▶ WHAT THIS TASK INVOLVES
Each record below must be returned exactly as shown.

Rows from a figure dataset:
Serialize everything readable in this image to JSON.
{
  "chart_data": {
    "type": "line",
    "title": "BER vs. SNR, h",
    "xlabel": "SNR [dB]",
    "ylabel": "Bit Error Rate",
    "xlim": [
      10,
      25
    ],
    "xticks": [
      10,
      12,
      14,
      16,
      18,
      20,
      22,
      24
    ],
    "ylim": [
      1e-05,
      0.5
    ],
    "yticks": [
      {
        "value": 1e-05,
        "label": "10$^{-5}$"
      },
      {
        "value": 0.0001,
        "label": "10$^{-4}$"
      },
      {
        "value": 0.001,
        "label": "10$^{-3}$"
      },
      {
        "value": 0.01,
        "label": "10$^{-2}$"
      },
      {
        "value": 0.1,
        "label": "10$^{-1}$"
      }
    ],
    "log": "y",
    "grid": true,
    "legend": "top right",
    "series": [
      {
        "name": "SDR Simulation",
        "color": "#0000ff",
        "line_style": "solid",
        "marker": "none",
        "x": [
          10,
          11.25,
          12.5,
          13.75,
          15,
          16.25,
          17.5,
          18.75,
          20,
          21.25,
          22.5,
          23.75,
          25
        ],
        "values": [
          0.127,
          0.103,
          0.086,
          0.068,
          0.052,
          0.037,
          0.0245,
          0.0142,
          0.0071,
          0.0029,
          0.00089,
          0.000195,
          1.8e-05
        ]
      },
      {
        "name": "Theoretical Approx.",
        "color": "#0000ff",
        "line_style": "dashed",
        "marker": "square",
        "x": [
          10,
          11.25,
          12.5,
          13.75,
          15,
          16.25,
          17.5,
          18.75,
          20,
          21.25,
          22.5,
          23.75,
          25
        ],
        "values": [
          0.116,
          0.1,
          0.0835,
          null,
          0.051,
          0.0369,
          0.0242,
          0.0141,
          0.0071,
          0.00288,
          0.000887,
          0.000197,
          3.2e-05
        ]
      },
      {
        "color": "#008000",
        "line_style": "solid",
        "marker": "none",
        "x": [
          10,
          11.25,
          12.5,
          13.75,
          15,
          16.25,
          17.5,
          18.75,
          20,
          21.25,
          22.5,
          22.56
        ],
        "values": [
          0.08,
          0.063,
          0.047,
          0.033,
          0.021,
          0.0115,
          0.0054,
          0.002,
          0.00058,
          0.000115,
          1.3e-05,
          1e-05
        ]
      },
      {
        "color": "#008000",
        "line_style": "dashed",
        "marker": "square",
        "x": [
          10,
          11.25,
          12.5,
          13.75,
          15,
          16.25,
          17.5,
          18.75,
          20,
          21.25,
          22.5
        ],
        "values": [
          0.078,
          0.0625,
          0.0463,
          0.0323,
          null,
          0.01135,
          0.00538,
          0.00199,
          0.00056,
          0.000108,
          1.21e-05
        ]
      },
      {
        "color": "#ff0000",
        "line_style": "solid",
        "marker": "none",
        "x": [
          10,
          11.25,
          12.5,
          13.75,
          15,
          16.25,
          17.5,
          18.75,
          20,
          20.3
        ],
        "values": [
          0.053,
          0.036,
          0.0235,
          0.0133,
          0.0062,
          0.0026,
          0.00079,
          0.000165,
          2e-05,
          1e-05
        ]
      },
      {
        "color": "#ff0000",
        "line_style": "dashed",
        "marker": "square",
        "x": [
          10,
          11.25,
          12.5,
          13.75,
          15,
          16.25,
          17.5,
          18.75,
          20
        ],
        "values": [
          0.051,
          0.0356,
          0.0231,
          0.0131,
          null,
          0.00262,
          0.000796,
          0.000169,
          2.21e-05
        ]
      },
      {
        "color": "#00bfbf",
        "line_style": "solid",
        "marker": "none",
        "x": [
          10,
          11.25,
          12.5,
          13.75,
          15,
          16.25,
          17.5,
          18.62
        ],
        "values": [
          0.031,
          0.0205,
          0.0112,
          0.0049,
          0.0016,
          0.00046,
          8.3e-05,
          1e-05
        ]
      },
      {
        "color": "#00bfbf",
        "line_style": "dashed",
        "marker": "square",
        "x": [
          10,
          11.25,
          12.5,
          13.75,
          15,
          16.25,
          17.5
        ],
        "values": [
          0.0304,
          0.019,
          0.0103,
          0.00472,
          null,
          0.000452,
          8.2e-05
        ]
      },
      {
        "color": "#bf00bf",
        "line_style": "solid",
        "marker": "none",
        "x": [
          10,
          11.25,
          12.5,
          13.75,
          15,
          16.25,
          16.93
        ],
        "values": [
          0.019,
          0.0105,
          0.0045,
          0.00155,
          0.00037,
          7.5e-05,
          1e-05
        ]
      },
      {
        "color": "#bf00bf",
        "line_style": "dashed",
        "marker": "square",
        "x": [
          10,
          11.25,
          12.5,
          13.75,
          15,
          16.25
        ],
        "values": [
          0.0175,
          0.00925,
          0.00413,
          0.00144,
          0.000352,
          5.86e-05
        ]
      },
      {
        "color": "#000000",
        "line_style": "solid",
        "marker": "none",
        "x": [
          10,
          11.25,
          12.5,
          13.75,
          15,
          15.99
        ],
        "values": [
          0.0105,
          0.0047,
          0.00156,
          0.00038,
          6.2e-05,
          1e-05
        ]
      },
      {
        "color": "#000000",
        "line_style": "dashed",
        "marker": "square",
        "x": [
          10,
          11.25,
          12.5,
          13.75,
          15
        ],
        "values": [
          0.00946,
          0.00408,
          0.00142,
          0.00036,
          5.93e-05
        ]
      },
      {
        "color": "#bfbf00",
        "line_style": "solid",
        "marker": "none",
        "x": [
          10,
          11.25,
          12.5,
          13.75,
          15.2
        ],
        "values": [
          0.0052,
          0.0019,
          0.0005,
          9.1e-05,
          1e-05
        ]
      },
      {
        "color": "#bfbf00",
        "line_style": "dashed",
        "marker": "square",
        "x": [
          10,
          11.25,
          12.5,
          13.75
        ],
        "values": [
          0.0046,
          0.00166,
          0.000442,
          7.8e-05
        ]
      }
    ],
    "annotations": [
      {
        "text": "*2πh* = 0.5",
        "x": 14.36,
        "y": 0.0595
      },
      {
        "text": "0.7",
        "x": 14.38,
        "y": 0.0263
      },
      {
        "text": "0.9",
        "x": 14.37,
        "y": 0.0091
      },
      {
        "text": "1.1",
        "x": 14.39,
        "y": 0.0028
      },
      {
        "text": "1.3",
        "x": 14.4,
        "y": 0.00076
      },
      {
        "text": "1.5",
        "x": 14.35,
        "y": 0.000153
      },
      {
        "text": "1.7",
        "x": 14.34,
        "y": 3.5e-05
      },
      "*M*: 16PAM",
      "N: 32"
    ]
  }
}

▶ SOLUTION FOR THIS TASK
Serialize everything readable in this image to JSON.
{
  "chart_data": {
    "type": "line",
    "title": "BER vs. SNR, h",
    "xlabel": "SNR [dB]",
    "ylabel": "Bit Error Rate",
    "xlim": [
      10,
      25
    ],
    "xticks": [
      10,
      12,
      14,
      16,
      18,
      20,
      22,
      24
    ],
    "ylim": [
      1e-05,
      0.5
    ],
    "yticks": [
      {
        "value": 1e-05,
        "label": "10$^{-5}$"
      },
      {
        "value": 0.0001,
        "label": "10$^{-4}$"
      },
      {
        "value": 0.001,
        "label": "10$^{-3}$"
      },
      {
        "value": 0.01,
        "label": "10$^{-2}$"
      },
      {
        "value": 0.1,
        "label": "10$^{-1}$"
      }
    ],
    "log": "y",
    "grid": true,
    "legend": "top right",
    "series": [
      {
        "name": "SDR Simulation",
        "color": "#0000ff",
        "line_style": "solid",
        "marker": "none",
        "x": [
          10,
          11.25,
          12.5,
          13.75,
          15,
          16.25,
          17.5,
          18.75,
          20,
          21.25,
          22.5,
          23.75,
          25
        ],
        "values": [
          0.127,
          0.103,
          0.086,
          0.068,
          0.052,
          0.037,
          0.0245,
          0.0142,
          0.0071,
          0.0029,
          0.00089,
          0.000195,
          1.8e-05
        ]
      },
      {
        "name": "Theoretical Approx.",
        "color": "#0000ff",
        "line_style": "dashed",
        "marker": "square",
        "x": [
          10,
          11.25,
          12.5,
          13.75,
          15,
          16.25,
          17.5,
          18.75,
          20,
          21.25,
          22.5,
          23.75,
          25
        ],
        "values": [
          0.116,
          0.1,
          0.0835,
          null,
          0.051,
          0.0369,
          0.0242,
          0.0141,
          0.0071,
          0.00288,
          0.000887,
          0.000197,
          3.2e-05
        ]
      },
      {
        "color": "#008000",
        "line_style": "solid",
        "marker": "none",
        "x": [
          10,
          11.25,
          12.5,
          13.75,
          15,
          16.25,
          17.5,
          18.75,
          20,
          21.25,
          22.5,
          22.56
        ],
        "values": [
          0.08,
          0.063,
          0.047,
          0.033,
          0.021,
          0.0115,
          0.0054,
          0.002,
          0.00058,
          0.000115,
          1.3e-05,
          1e-05
        ]
      },
      {
        "color": "#008000",
        "line_style": "dashed",
        "marker": "square",
        "x": [
          10,
          11.25,
          12.5,
          13.75,
          15,
          16.25,
          17.5,
          18.75,
          20,
          21.25,
          22.5
        ],
        "values": [
          0.078,
          0.0625,
          0.0463,
          0.0323,
          null,
          0.01135,
          0.00538,
          0.00199,
          0.00056,
          0.000108,
          1.21e-05
        ]
      },
      {
        "color": "#ff0000",
        "line_style": "solid",
        "marker": "none",
        "x": [
          10,
          11.25,
          12.5,
          13.75,
          15,
          16.25,
          17.5,
          18.75,
          20,
          20.3
        ],
        "values": [
          0.053,
          0.036,
          0.0235,
          0.0133,
          0.0062,
          0.0026,
          0.00079,
          0.000165,
          2e-05,
          1e-05
        ]
      },
      {
        "color": "#ff0000",
        "line_style": "dashed",
        "marker": "square",
        "x": [
          10,
          11.25,
          12.5,
          13.75,
          15,
          16.25,
          17.5,
          18.75,
          20
        ],
        "values": [
          0.051,
          0.0356,
          0.0231,
          0.0131,
          null,
          0.00262,
          0.000796,
          0.000169,
          2.21e-05
        ]
      },
      {
        "color": "#00bfbf",
        "line_style": "solid",
        "marker": "none",
        "x": [
          10,
          11.25,
          12.5,
          13.75,
          15,
          16.25,
          17.5,
          18.62
        ],
        "values": [
          0.031,
          0.0205,
          0.0112,
          0.0049,
          0.0016,
          0.00046,
          8.3e-05,
          1e-05
        ]
      },
      {
        "color": "#00bfbf",
        "line_style": "dashed",
        "marker": "square",
        "x": [
          10,
          11.25,
          12.5,
          13.75,
          15,
          16.25,
          17.5
        ],
        "values": [
          0.0304,
          0.019,
          0.0103,
          0.00472,
          null,
          0.000452,
          8.2e-05
        ]
      },
      {
        "color": "#bf00bf",
        "line_style": "solid",
        "marker": "none",
        "x": [
          10,
          11.25,
          12.5,
          13.75,
          15,
          16.25,
          16.93
        ],
        "values": [
          0.019,
          0.0105,
          0.0045,
          0.00155,
          0.00037,
          7.5e-05,
          1e-05
        ]
      },
      {
        "color": "#bf00bf",
        "line_style": "dashed",
        "marker": "square",
        "x": [
          10,
          11.25,
          12.5,
          13.75,
          15,
          16.25
        ],
        "values": [
          0.0175,
          0.00925,
          0.00413,
          0.00144,
          0.000352,
          5.86e-05
        ]
      },
      {
        "color": "#000000",
        "line_style": "solid",
        "marker": "none",
        "x": [
          10,
          11.25,
          12.5,
          13.75,
          15,
          15.99
        ],
        "values": [
          0.0105,
          0.0047,
          0.00156,
          0.00038,
          6.2e-05,
          1e-05
        ]
      },
      {
        "color": "#000000",
        "line_style": "dashed",
        "marker": "square",
        "x": [
          10,
          11.25,
          12.5,
          13.75,
          15
        ],
        "values": [
          0.00946,
          0.00408,
          0.00142,
          0.00036,
          5.93e-05
        ]
      },
      {
        "color": "#bfbf00",
        "line_style": "solid",
        "marker": "none",
        "x": [
          10,
          11.25,
          12.5,
          13.75,
          15.2
        ],
        "values": [
          0.0052,
          0.0019,
          0.0005,
          9.1e-05,
          1e-05
        ]
      },
      {
        "color": "#bfbf00",
        "line_style": "dashed",
        "marker": "square",
        "x": [
          10,
          11.25,
          12.5,
          13.75
        ],
        "values": [
          0.0046,
          0.00166,
          0.000442,
          7.8e-05
        ]
      }
    ],
    "annotations": [
      {
        "text": "*2πh* = 0.5",
        "x": 14.36,
        "y": 0.0595
      },
      {
        "text": "0.7",
        "x": 14.38,
        "y": 0.0263
      },
      {
        "text": "0.9",
        "x": 14.37,
        "y": 0.0091
      },
      {
        "text": "1.1",
        "x": 14.39,
        "y": 0.0028
      },
      {
        "text": "1.3",
        "x": 14.4,
        "y": 0.00076
      },
      {
        "text": "1.5",
        "x": 14.35,
        "y": 0.000153
      },
      {
        "text": "1.7",
        "x": 14.34,
        "y": 3.5e-05
      },
      "*M*: 16PAM",
      "N: 32"
    ]
  }
}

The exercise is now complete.